= WHAT THIS TASK INVOLVES =
Please copy out all lines of the entries that contain the word "easy".

(INFORMATION)

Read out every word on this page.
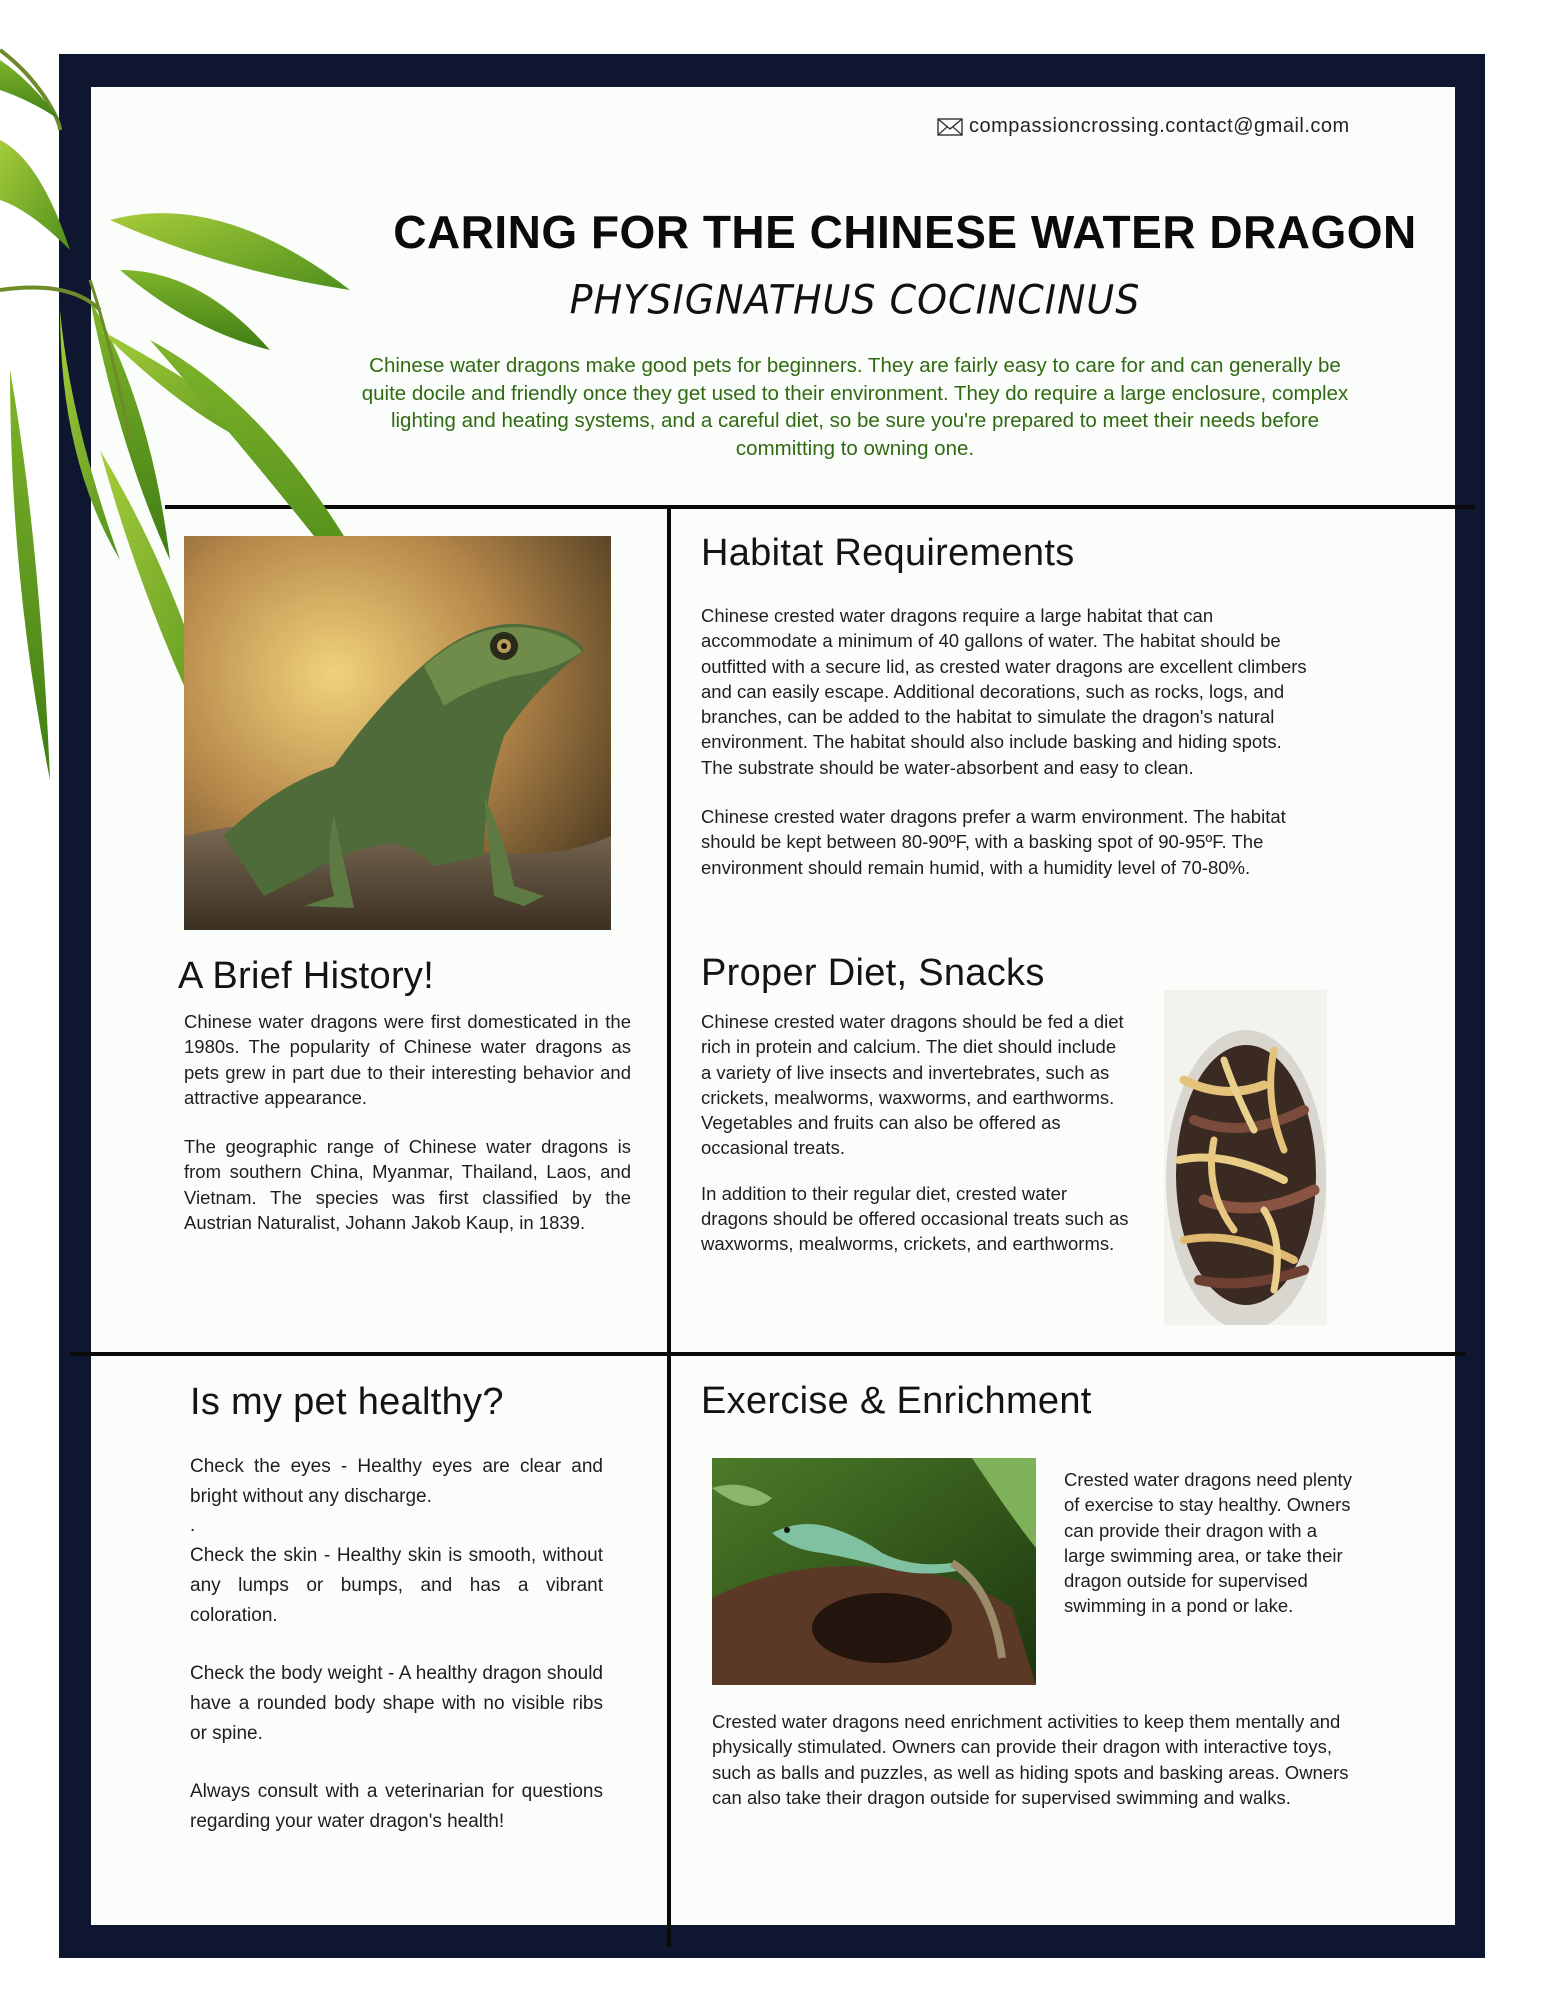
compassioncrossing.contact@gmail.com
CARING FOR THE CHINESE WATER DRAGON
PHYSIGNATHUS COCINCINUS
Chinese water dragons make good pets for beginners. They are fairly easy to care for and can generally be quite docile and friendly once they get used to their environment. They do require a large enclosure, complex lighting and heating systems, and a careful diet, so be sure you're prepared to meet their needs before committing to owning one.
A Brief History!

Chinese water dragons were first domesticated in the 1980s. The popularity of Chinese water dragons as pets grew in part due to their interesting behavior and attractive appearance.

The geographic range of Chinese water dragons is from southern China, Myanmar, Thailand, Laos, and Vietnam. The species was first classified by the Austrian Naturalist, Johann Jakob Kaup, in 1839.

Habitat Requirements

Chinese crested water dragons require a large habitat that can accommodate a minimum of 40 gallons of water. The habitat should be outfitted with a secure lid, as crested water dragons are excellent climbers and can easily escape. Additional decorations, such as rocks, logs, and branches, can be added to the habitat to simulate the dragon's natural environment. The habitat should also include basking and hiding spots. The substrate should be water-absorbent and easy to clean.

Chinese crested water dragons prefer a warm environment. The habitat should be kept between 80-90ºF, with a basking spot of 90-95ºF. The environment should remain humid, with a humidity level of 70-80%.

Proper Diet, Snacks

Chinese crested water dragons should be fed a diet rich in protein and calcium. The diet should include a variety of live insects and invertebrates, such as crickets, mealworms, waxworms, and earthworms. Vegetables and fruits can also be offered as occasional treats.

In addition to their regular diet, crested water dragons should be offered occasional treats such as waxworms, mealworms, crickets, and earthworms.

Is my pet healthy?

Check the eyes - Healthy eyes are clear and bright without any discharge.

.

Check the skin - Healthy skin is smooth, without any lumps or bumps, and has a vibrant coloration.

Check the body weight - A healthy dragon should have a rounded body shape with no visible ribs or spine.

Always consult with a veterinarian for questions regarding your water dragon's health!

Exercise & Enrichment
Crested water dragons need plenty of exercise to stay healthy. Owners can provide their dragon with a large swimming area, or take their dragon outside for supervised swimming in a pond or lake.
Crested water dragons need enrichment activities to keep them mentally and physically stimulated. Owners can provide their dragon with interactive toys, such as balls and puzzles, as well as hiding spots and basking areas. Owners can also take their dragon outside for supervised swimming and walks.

(End INFORMATION)

= SOLUTION =
Chinese water dragons make good pets for beginners. They are fairly easy to care for and can generally be quite docile and friendly once they get used to their environment. They do require a large enclosure, complex lighting and heating systems, and a careful diet, so be sure you're prepared to meet their needs before committing to owning one.
Chinese crested water dragons require a large habitat that can accommodate a minimum of 40 gallons of water. The habitat should be outfitted with a secure lid, as crested water dragons are excellent climbers and can easily escape. Additional decorations, such as rocks, logs, and branches, can be added to the habitat to simulate the dragon's natural environment. The habitat should also include basking and hiding spots. The substrate should be water-absorbent and easy to clean.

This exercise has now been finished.